Excerpts from a figure dataset:
··········

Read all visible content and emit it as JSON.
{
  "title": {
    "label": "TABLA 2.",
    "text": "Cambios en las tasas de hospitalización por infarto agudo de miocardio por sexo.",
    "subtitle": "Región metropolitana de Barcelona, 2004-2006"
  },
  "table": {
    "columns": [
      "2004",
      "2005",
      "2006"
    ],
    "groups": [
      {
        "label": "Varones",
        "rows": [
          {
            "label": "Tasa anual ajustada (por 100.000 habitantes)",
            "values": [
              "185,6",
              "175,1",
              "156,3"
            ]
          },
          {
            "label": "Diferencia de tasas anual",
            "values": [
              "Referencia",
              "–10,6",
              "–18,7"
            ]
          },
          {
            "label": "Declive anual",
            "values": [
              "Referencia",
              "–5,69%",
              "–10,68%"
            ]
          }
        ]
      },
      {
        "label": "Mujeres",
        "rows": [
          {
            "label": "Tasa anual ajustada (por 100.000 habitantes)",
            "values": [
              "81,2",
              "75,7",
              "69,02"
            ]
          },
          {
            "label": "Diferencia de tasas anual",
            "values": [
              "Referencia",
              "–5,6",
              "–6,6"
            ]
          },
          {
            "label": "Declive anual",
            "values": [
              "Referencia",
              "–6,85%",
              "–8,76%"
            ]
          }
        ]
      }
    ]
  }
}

··········

▶ **Problem description**:
Repeat the material above exactly.

▶ **Task answer**:
Read all visible content and emit it as JSON.
{
  "title": {
    "label": "TABLA 2.",
    "text": "Cambios en las tasas de hospitalización por infarto agudo de miocardio por sexo.",
    "subtitle": "Región metropolitana de Barcelona, 2004-2006"
  },
  "table": {
    "columns": [
      "2004",
      "2005",
      "2006"
    ],
    "groups": [
      {
        "label": "Varones",
        "rows": [
          {
            "label": "Tasa anual ajustada (por 100.000 habitantes)",
            "values": [
              "185,6",
              "175,1",
              "156,3"
            ]
          },
          {
            "label": "Diferencia de tasas anual",
            "values": [
              "Referencia",
              "–10,6",
              "–18,7"
            ]
          },
          {
            "label": "Declive anual",
            "values": [
              "Referencia",
              "–5,69%",
              "–10,68%"
            ]
          }
        ]
      },
      {
        "label": "Mujeres",
        "rows": [
          {
            "label": "Tasa anual ajustada (por 100.000 habitantes)",
            "values": [
              "81,2",
              "75,7",
              "69,02"
            ]
          },
          {
            "label": "Diferencia de tasas anual",
            "values": [
              "Referencia",
              "–5,6",
              "–6,6"
            ]
          },
          {
            "label": "Declive anual",
            "values": [
              "Referencia",
              "–6,85%",
              "–8,76%"
            ]
          }
        ]
      }
    ]
  }
}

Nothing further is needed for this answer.